Entries taken from a collection
- - - -

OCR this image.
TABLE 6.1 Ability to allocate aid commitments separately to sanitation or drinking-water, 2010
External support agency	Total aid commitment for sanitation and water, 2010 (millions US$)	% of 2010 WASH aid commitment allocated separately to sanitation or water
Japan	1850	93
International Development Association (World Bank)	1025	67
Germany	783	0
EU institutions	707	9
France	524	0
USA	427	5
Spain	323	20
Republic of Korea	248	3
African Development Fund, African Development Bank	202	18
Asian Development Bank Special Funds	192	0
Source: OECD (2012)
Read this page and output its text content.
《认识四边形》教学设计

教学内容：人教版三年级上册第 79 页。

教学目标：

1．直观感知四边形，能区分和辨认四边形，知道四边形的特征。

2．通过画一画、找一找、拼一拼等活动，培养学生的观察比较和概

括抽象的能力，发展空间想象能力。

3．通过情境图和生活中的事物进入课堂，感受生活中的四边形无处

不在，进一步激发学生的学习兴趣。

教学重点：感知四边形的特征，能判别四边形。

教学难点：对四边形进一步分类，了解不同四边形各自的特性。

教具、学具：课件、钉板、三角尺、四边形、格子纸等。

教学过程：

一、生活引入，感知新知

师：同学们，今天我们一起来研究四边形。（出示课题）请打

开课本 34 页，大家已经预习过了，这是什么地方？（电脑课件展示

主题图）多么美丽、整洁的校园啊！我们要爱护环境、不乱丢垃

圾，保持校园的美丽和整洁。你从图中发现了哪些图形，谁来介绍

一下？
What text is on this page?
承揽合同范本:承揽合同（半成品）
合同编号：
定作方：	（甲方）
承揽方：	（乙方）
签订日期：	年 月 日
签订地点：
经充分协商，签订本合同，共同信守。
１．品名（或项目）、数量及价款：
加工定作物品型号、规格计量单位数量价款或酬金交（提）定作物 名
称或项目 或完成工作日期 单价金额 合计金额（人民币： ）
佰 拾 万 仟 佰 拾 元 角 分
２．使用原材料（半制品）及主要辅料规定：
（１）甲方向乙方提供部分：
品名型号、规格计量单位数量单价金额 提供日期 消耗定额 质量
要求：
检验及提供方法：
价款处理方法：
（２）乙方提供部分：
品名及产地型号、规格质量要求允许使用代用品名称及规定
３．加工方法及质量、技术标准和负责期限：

- - - -

GIVEN TASK
Copy, from the material, each line that holds the string "this".

TASK OUTPUT
OCR this image.
Read this page and output its text content.
What text is on this page?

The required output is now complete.